[Collected data entries]
** start **
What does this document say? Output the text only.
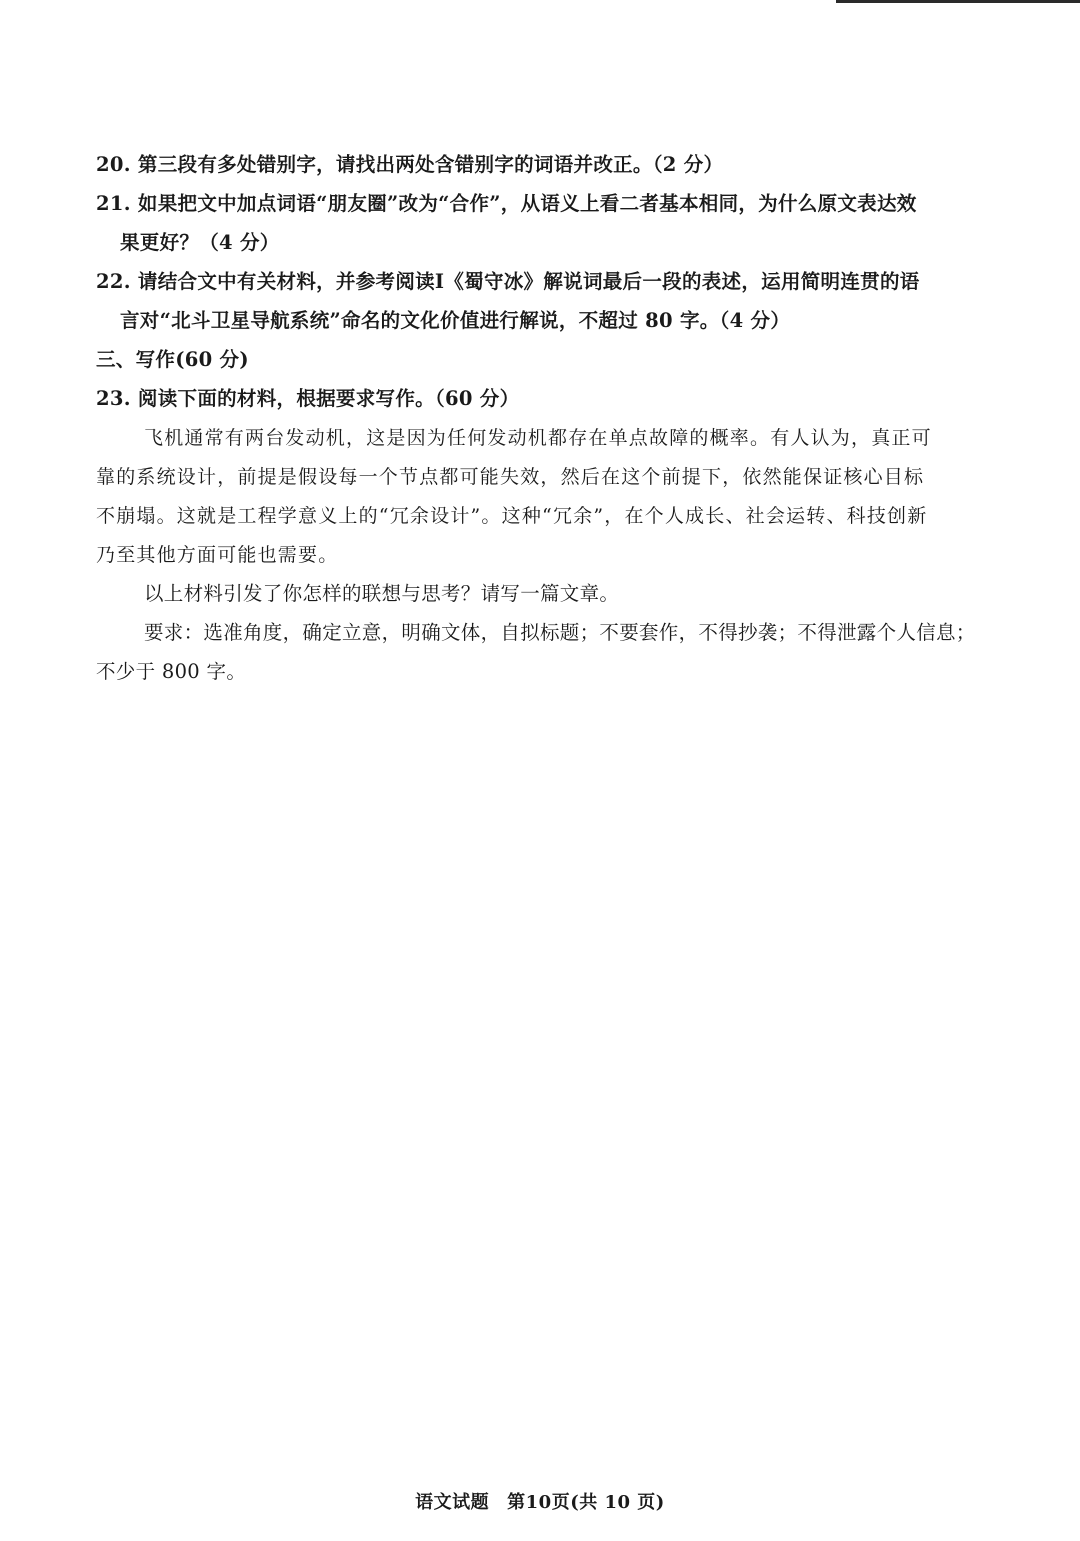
20. 第三段有多处错别字，请找出两处含错别字的词语并改正。（2 分）
21. 如果把文中加点词语“朋友圈”改为“合作”，从语义上看二者基本相同，为什么原文表达效
果更好？（4 分）
22. 请结合文中有关材料，并参考阅读Ⅰ《蜀守冰》解说词最后一段的表述，运用简明连贯的语
言对“北斗卫星导航系统”命名的文化价值进行解说，不超过 80 字。（4 分）
三、写作(60 分)
23. 阅读下面的材料，根据要求写作。（60 分）
飞机通常有两台发动机，这是因为任何发动机都存在单点故障的概率。有人认为，真正可
靠的系统设计，前提是假设每一个节点都可能失效，然后在这个前提下，依然能保证核心目标
不崩塌。这就是工程学意义上的“冗余设计”。这种“冗余”，在个人成长、社会运转、科技创新
乃至其他方面可能也需要。
以上材料引发了你怎样的联想与思考？请写一篇文章。
要求：选准角度，确定立意，明确文体，自拟标题；不要套作，不得抄袭；不得泄露个人信息；
不少于 800 字。
语文试题 第10页(共 10 页)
** end **
EXERCISE INSTRUCTIONS>
Print the listing above in full, exactly as written. Omit any pictures.

EXPECTED ANSWER>
What does this document say? Output the text only.
20. 第三段有多处错别字，请找出两处含错别字的词语并改正。（2 分）
21. 如果把文中加点词语“朋友圈”改为“合作”，从语义上看二者基本相同，为什么原文表达效
果更好？（4 分）
22. 请结合文中有关材料，并参考阅读Ⅰ《蜀守冰》解说词最后一段的表述，运用简明连贯的语
言对“北斗卫星导航系统”命名的文化价值进行解说，不超过 80 字。（4 分）
三、写作(60 分)
23. 阅读下面的材料，根据要求写作。（60 分）
飞机通常有两台发动机，这是因为任何发动机都存在单点故障的概率。有人认为，真正可
靠的系统设计，前提是假设每一个节点都可能失效，然后在这个前提下，依然能保证核心目标
不崩塌。这就是工程学意义上的“冗余设计”。这种“冗余”，在个人成长、社会运转、科技创新
乃至其他方面可能也需要。
以上材料引发了你怎样的联想与思考？请写一篇文章。
要求：选准角度，确定立意，明确文体，自拟标题；不要套作，不得抄袭；不得泄露个人信息；
不少于 800 字。
语文试题 第10页(共 10 页)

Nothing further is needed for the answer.